start Provided information

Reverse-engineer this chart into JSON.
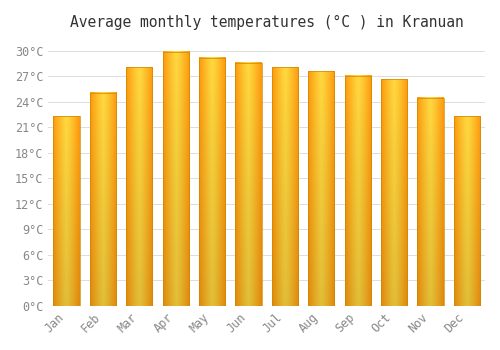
{
  "months": [
    "Jan",
    "Feb",
    "Mar",
    "Apr",
    "May",
    "Jun",
    "Jul",
    "Aug",
    "Sep",
    "Oct",
    "Nov",
    "Dec"
  ],
  "values": [
    22.3,
    25.1,
    28.1,
    29.9,
    29.2,
    28.6,
    28.1,
    27.6,
    27.1,
    26.7,
    24.5,
    22.3
  ],
  "title": "Average monthly temperatures (°C ) in Kranuan",
  "ylim": [
    0,
    31.5
  ],
  "ytick_interval": 3,
  "background_color": "#FFFFFF",
  "grid_color": "#DDDDDD",
  "title_fontsize": 10.5,
  "tick_fontsize": 8.5,
  "figsize": [
    5.0,
    3.5
  ],
  "dpi": 100,
  "bar_width": 0.72,
  "bar_color_center": "#FFD050",
  "bar_color_edge": "#FFA020",
  "bar_border_color": "#CC8800"
}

end Provided information

* **What this task involves**
Take the entries shown above and quote them verbatim, passing over the pictures.

* **Solution to this exercise**
Reverse-engineer this chart into JSON.
{
  "months": [
    "Jan",
    "Feb",
    "Mar",
    "Apr",
    "May",
    "Jun",
    "Jul",
    "Aug",
    "Sep",
    "Oct",
    "Nov",
    "Dec"
  ],
  "values": [
    22.3,
    25.1,
    28.1,
    29.9,
    29.2,
    28.6,
    28.1,
    27.6,
    27.1,
    26.7,
    24.5,
    22.3
  ],
  "title": "Average monthly temperatures (°C ) in Kranuan",
  "ylim": [
    0,
    31.5
  ],
  "ytick_interval": 3,
  "background_color": "#FFFFFF",
  "grid_color": "#DDDDDD",
  "title_fontsize": 10.5,
  "tick_fontsize": 8.5,
  "figsize": [
    5.0,
    3.5
  ],
  "dpi": 100,
  "bar_width": 0.72,
  "bar_color_center": "#FFD050",
  "bar_color_edge": "#FFA020",
  "bar_border_color": "#CC8800"
}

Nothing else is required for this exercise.